## Teks Sumber
'''

Oleh KH Abdurrahman Wahid
Judul
di atas keluar dari pengamatan penulis yang melihat proses
“penyantrian” kaum muslimin di seluruh dunia Islam saat ini. Tentu saja,
pendapat ini berdasarkan pengamatan sebelumnya, bahwa ratusan juta
muslimin dapat dianggap sebagai orang-orang “Islam statistik” belaka
alias kaum muslimin yang tidak mau atau tidak dapat menjalankan
ajaran-ajaran agama mereka. Orang-orang seperti itu, dikalangan “kaum
santri” di negeri kita, dikenal dengan nama “orang-orang abangan” (nominal muslim)
di Indonesia. Mereka berjumlah sangat besar, jauh lebih besar daripada
kaum santri. Jika di masa lampau ada anggapan, bahwa kaum santri yang
melaksanakan secara tuntas ajaran-ajaran agama mereka berjumlah sekitar
30 % dari penduduk Indonesia, maka selebihnya, mayoritas bangsa ini
tidak melaksanakan “kewajiban-kewajiban” agama dengan tuntas.

'''

## Yang Harus Dikerjakan
1. Kutip teks sumber mulai dari "di Indonesia. Mereka" sampai dengan "agama dengan tuntas.".
2. Tolong sebutkan semua kata atau frasa yang diapit tanda kutip dalam teks sumber.
Baris-baris data sesudah teks ini tidak diperlukan.

## Data yang Tersedia

'''

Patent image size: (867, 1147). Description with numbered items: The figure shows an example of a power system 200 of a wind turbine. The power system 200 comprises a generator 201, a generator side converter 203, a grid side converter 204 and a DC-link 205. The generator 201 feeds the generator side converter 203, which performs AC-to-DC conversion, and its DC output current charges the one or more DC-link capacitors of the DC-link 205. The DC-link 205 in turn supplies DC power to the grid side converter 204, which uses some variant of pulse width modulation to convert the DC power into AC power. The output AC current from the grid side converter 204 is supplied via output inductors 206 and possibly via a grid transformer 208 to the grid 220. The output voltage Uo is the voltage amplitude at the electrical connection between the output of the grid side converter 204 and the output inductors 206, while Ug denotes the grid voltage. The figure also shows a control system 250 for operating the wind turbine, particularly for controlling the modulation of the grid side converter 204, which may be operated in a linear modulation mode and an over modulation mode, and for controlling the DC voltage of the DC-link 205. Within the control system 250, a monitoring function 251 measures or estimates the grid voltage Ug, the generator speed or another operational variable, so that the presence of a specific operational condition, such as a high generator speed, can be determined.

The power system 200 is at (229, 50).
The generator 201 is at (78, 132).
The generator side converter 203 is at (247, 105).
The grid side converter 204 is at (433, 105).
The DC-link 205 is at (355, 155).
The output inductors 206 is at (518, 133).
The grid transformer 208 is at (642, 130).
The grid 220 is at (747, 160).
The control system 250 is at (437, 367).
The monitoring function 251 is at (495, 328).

'''
'''

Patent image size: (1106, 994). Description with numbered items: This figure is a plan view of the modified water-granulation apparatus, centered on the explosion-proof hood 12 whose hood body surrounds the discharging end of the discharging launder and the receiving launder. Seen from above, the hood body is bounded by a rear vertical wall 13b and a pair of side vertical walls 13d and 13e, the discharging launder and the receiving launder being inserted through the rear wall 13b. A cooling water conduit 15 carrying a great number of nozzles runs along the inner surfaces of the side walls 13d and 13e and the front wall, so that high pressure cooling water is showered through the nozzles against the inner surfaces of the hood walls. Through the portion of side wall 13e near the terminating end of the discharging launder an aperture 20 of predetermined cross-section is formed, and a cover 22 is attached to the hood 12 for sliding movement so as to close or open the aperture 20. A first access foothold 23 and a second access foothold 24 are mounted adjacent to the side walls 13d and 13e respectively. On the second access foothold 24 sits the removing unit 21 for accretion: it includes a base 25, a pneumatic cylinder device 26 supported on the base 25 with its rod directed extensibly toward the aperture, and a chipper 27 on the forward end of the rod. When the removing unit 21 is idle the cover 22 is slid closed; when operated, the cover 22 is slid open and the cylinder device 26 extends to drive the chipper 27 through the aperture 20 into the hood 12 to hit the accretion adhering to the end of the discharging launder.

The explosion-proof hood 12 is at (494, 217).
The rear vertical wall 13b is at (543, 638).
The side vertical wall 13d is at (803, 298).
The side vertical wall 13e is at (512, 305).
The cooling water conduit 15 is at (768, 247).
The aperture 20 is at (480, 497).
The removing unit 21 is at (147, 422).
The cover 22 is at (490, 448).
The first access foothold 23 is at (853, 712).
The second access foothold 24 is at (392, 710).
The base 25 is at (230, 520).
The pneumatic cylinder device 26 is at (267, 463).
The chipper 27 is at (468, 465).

'''

## Kunci Jawaban
1.
di Indonesia. Mereka berjumlah sangat besar, jauh lebih besar daripada
kaum santri. Jika di masa lampau ada anggapan, bahwa kaum santri yang
melaksanakan secara tuntas ajaran-ajaran agama mereka berjumlah sekitar
30 % dari penduduk Indonesia, maka selebihnya, mayoritas bangsa ini
tidak melaksanakan “kewajiban-kewajiban” agama dengan tuntas.

2.
- penyantrian
- Islam statistik
- kaum santri
- orang-orang abangan
- kewajiban-kewajiban